AIM: Find the word "type" in the material below and gather every line that contains it.

DATA SHOWN:
========

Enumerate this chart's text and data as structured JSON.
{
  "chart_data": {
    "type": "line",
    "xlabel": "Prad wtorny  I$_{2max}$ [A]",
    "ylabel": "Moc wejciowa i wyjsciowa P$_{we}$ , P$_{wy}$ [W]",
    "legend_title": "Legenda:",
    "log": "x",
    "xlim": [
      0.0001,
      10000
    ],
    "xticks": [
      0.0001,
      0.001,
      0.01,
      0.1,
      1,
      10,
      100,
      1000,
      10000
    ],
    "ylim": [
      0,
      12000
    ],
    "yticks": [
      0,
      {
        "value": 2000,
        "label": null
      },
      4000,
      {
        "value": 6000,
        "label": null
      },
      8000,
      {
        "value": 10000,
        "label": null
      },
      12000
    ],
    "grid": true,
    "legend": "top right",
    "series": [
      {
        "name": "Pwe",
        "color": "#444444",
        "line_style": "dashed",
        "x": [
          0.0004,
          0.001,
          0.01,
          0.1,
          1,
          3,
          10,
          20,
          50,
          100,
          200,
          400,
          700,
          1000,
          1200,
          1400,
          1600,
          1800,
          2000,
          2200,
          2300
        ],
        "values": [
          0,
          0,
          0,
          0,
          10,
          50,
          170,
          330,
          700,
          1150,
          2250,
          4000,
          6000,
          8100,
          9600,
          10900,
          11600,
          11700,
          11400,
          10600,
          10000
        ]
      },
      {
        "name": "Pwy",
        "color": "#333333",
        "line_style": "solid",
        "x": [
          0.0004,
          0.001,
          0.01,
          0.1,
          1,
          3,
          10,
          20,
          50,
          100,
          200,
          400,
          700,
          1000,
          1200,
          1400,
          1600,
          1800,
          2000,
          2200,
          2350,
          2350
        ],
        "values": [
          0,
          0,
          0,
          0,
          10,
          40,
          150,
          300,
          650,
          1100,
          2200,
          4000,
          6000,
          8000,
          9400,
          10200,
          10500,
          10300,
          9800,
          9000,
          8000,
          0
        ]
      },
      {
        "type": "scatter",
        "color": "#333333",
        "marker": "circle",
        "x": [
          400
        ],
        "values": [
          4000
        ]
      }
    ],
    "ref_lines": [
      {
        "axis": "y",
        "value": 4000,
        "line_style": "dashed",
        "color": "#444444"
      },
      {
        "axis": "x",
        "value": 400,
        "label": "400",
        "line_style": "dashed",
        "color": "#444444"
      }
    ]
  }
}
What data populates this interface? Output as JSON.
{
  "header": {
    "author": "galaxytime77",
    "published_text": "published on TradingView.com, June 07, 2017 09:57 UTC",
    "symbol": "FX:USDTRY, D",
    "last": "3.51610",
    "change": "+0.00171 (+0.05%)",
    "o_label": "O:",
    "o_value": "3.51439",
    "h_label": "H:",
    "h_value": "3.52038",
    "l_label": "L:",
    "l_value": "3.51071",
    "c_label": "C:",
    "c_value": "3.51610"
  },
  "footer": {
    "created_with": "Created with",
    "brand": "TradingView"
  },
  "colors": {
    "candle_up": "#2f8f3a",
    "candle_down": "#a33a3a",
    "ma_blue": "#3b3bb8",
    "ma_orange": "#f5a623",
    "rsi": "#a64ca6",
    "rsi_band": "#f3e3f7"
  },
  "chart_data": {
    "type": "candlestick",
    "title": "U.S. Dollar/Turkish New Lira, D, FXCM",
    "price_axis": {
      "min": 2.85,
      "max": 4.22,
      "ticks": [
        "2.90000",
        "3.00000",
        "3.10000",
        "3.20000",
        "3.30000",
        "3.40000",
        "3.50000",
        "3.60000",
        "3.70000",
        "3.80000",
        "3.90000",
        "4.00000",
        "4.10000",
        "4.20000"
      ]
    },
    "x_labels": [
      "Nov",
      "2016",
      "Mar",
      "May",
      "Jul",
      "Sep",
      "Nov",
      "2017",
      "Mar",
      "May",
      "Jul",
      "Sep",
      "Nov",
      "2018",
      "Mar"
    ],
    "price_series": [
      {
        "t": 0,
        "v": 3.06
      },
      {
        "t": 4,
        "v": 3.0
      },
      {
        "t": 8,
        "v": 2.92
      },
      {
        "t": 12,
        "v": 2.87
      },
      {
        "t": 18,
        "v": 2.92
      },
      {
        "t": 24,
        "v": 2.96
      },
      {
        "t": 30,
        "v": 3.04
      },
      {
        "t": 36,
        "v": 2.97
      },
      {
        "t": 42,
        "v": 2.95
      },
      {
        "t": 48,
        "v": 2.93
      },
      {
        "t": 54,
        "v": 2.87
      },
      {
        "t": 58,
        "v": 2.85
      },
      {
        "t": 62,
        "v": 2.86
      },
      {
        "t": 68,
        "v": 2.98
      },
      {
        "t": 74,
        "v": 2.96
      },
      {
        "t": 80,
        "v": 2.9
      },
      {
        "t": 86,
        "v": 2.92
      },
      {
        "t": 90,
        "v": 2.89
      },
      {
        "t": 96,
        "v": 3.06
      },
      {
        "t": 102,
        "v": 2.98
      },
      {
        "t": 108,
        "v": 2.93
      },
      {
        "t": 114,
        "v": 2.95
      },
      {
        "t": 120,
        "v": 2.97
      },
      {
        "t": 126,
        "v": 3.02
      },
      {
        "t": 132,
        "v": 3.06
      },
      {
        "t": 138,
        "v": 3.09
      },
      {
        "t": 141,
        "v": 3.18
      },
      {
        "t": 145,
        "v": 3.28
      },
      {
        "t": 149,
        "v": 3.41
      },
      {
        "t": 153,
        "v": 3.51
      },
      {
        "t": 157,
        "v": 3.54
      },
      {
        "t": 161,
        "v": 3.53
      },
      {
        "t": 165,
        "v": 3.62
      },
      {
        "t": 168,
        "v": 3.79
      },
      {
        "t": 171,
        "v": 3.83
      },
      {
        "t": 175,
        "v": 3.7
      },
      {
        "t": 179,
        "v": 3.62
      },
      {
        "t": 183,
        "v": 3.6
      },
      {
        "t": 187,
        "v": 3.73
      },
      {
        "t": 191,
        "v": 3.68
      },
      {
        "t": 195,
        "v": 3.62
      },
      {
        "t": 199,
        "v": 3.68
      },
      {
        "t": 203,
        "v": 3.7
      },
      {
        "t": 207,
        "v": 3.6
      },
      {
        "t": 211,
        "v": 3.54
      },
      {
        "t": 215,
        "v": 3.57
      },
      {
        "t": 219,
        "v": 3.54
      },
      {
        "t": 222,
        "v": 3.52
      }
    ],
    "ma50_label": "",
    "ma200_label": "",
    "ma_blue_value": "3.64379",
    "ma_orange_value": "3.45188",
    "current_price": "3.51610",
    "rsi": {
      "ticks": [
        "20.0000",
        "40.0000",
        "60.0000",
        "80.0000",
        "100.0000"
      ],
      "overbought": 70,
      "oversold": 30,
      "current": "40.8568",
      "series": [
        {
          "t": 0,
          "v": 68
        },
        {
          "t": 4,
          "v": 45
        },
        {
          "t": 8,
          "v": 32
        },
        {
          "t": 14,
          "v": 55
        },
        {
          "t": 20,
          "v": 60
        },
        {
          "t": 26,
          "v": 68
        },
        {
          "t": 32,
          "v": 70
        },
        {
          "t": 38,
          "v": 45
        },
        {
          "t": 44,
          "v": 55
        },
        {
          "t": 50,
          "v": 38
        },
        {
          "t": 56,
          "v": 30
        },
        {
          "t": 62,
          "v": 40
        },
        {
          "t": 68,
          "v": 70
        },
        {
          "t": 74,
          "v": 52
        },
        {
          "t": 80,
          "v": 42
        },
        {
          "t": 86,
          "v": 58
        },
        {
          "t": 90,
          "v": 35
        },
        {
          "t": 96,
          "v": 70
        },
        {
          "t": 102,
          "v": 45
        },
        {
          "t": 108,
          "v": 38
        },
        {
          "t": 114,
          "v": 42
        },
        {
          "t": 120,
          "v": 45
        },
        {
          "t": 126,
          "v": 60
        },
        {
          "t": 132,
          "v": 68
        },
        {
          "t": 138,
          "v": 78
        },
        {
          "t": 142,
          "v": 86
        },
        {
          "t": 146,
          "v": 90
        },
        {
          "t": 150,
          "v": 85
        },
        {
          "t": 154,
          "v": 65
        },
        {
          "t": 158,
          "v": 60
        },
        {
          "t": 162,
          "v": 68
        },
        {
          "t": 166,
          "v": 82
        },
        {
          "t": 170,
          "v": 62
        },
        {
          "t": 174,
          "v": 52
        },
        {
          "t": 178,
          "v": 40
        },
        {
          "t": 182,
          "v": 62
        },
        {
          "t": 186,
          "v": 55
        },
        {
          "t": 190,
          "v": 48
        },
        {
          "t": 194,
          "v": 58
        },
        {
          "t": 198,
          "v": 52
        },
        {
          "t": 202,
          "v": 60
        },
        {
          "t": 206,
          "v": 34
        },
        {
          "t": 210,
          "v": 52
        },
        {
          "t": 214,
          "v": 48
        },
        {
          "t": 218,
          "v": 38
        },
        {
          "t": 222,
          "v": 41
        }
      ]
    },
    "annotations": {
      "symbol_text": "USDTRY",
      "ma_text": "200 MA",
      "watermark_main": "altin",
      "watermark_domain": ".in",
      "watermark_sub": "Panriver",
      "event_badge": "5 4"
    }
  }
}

========

ANSWER TO THIS EXERCISE:
    "type": "line",
        "type": "scatter",
    "type": "candlestick",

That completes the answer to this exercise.